Excerpt provided:
::::::::::
Hemoglobin oxygenation kinetics and secondary ischemia in renal transplantation.

The significance of poor medullary reperfusion in the etiology of acute tubular necrosis during renal transplantation is poorly understood. Our objective was to determine the kinetics of renal hemoglobin oxygenation using near-infrared spectroscopy during renal transplantation, to provide a framework against which the timing of mitochondrial dysfunction could be considered. New Zealand White rabbit kidneys were flushed with hypertonic citrate solution (0-2 degrees C and autografted immediately (group 1) or stored at 0-2 degrees C for 72 hours before autografting (group 2). Changes in oxyhemoglobin (HbO2) and deoxyhemoglobin (Hb) were monitored by near-infrared spectroscopy for 3 hours of reperfusion. Intrarenal perfusion was evaluated separately by barium sulfate angiography. Reperfusion resulted in rapid increases in HbO2 within 1 minute in both groups. Group 1 HbO2 fell sharply to a minimum at 3 minutes but recovered by 20 minutes; group 2 changes were similar, but there was no recovery (P<0.05 by 10 minutes). Hb increased rapidly in both groups upon reperfusion but in group 2 was significantly greater after 10 minutes (P<0.05). Total hemoglobin levels were similar in both groups. Renal hemoglobin saturation was 69% at 1 minute in both groups; there was no significant change in group 1 but a profound desaturation in group 2 to 25% at 10 minute (P<0.005) and no recovery thereafter. Barium sulfate distribution was normal in all group 1 kidneys; cortical distribution was normal in all group 2 kidneys, but medullary perfusion was poor for the first 60 minutes. Renal hemoglobin oxygenation kinetics as determined here do not correlate with the timing of mitochondrial dysfunction previously reported (Thorniley et al., Kidney International, 1994; 45: 1489). We conclude that secondary ischemia during reflow is not the only mechanism leading to acute tubular necrosis.
::::::::::
Supplied information:

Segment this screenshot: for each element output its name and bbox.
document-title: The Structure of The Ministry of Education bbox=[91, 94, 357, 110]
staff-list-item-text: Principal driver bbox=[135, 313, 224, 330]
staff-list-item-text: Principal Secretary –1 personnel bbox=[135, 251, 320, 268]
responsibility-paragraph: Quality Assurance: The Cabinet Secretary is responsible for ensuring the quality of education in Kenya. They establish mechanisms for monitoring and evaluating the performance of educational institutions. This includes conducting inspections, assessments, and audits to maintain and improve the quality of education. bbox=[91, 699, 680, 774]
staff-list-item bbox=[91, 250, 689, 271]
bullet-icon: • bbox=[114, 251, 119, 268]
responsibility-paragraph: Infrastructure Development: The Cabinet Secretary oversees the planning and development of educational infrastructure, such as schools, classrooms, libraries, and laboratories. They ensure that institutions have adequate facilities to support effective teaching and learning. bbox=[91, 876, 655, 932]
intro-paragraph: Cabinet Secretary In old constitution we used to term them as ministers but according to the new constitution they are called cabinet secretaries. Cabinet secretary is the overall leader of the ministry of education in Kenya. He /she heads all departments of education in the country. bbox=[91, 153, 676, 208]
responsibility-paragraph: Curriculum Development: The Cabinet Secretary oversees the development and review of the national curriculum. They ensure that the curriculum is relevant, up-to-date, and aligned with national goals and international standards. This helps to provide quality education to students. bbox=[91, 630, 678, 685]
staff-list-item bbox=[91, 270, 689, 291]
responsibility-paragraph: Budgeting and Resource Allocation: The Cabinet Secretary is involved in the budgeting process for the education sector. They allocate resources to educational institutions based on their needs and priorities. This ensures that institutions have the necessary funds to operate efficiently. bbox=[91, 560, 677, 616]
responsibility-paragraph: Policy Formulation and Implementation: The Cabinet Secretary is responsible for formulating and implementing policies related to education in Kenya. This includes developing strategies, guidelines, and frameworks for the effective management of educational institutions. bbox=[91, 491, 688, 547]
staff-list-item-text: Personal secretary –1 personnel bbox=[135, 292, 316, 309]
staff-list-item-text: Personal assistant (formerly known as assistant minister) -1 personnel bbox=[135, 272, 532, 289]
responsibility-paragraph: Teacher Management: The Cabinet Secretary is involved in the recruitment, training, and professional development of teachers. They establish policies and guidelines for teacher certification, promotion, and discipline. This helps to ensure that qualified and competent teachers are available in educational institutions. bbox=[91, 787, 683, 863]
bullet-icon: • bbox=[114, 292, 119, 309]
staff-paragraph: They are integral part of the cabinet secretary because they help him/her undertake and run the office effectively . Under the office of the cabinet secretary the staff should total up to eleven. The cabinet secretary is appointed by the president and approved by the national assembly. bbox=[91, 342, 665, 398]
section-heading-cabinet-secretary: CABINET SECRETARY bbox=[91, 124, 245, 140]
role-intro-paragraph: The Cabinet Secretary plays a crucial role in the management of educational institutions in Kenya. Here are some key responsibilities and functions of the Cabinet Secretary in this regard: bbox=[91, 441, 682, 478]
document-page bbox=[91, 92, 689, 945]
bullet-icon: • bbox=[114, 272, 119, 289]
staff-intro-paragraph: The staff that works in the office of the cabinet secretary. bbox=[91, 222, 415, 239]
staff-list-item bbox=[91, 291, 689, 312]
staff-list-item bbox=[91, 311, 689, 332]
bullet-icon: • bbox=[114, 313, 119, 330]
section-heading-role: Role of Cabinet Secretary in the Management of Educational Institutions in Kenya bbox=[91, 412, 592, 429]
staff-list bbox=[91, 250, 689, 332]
::::::::::
In the renal transplantation text, to what level did renal hemoglobin saturation fall in group 2 by 10 minutes?

Exercise solution: 25%